_DATA ENTRIES_
....

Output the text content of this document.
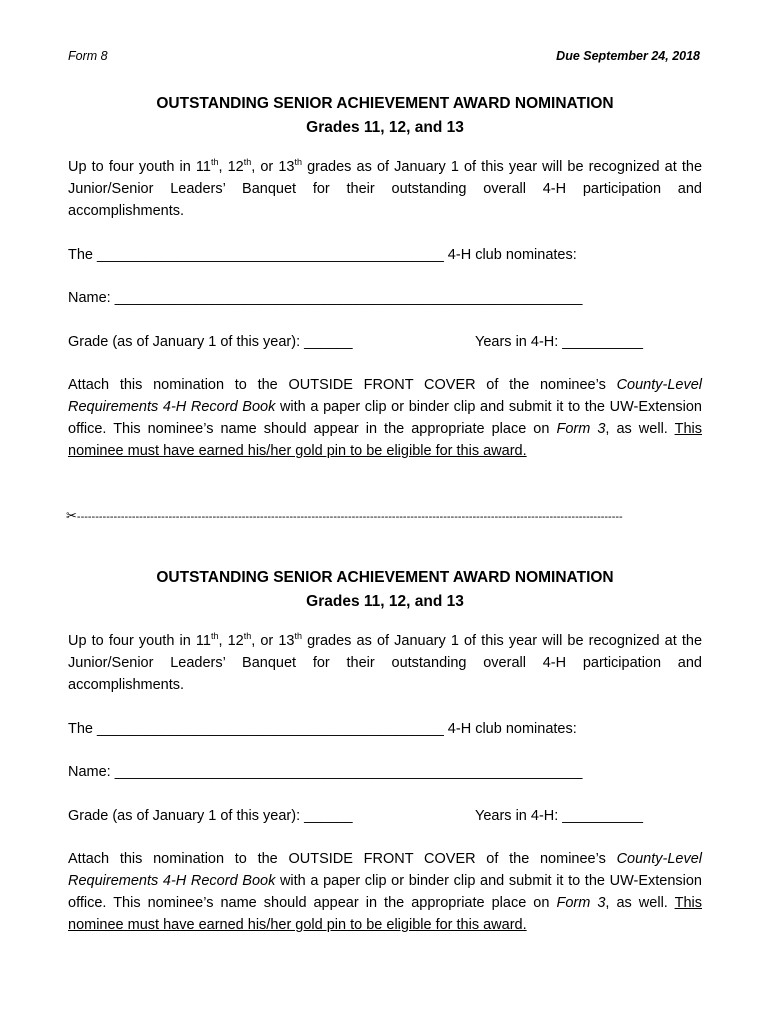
Form 8	Due September 24, 2018
OUTSTANDING SENIOR ACHIEVEMENT AWARD NOMINATION
Grades 11, 12, and 13
Up to four youth in 11th, 12th, or 13th grades as of January 1 of this year will be recognized at the Junior/Senior Leaders’ Banquet for their outstanding overall 4-H participation and accomplishments.
The ___________________________________________ 4-H club nominates:
Name: __________________________________________________________
Grade (as of January 1 of this year): ______	Years in 4-H: __________
Attach this nomination to the OUTSIDE FRONT COVER of the nominee’s County-Level Requirements 4-H Record Book with a paper clip or binder clip and submit it to the UW-Extension office. This nominee’s name should appear in the appropriate place on Form 3, as well. This nominee must have earned his/her gold pin to be eligible for this award.
✂-----------------------------------------------------------------------------------------------------------------------------------------------------
OUTSTANDING SENIOR ACHIEVEMENT AWARD NOMINATION
Grades 11, 12, and 13
Up to four youth in 11th, 12th, or 13th grades as of January 1 of this year will be recognized at the Junior/Senior Leaders’ Banquet for their outstanding overall 4-H participation and accomplishments.
The ___________________________________________ 4-H club nominates:
Name: __________________________________________________________
Grade (as of January 1 of this year): ______	Years in 4-H: __________
Attach this nomination to the OUTSIDE FRONT COVER of the nominee’s County-Level Requirements 4-H Record Book with a paper clip or binder clip and submit it to the UW-Extension office. This nominee’s name should appear in the appropriate place on Form 3, as well. This nominee must have earned his/her gold pin to be eligible for this award.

....

_WHAT THE EXERCISE ASKS_
Pictures are excluded; copy all other data exactly as shown.

_ANSWER FOR THE TASK_
Output the text content of this document.
Form 8	Due September 24, 2018
OUTSTANDING SENIOR ACHIEVEMENT AWARD NOMINATION
Grades 11, 12, and 13
Up to four youth in 11th, 12th, or 13th grades as of January 1 of this year will be recognized at the Junior/Senior Leaders’ Banquet for their outstanding overall 4-H participation and accomplishments.
The ___________________________________________ 4-H club nominates:
Name: __________________________________________________________
Grade (as of January 1 of this year): ______	Years in 4-H: __________
Attach this nomination to the OUTSIDE FRONT COVER of the nominee’s County-Level Requirements 4-H Record Book with a paper clip or binder clip and submit it to the UW-Extension office. This nominee’s name should appear in the appropriate place on Form 3, as well. This nominee must have earned his/her gold pin to be eligible for this award.
✂-----------------------------------------------------------------------------------------------------------------------------------------------------
OUTSTANDING SENIOR ACHIEVEMENT AWARD NOMINATION
Grades 11, 12, and 13
Up to four youth in 11th, 12th, or 13th grades as of January 1 of this year will be recognized at the Junior/Senior Leaders’ Banquet for their outstanding overall 4-H participation and accomplishments.
The ___________________________________________ 4-H club nominates:
Name: __________________________________________________________
Grade (as of January 1 of this year): ______	Years in 4-H: __________
Attach this nomination to the OUTSIDE FRONT COVER of the nominee’s County-Level Requirements 4-H Record Book with a paper clip or binder clip and submit it to the UW-Extension office. This nominee’s name should appear in the appropriate place on Form 3, as well. This nominee must have earned his/her gold pin to be eligible for this award.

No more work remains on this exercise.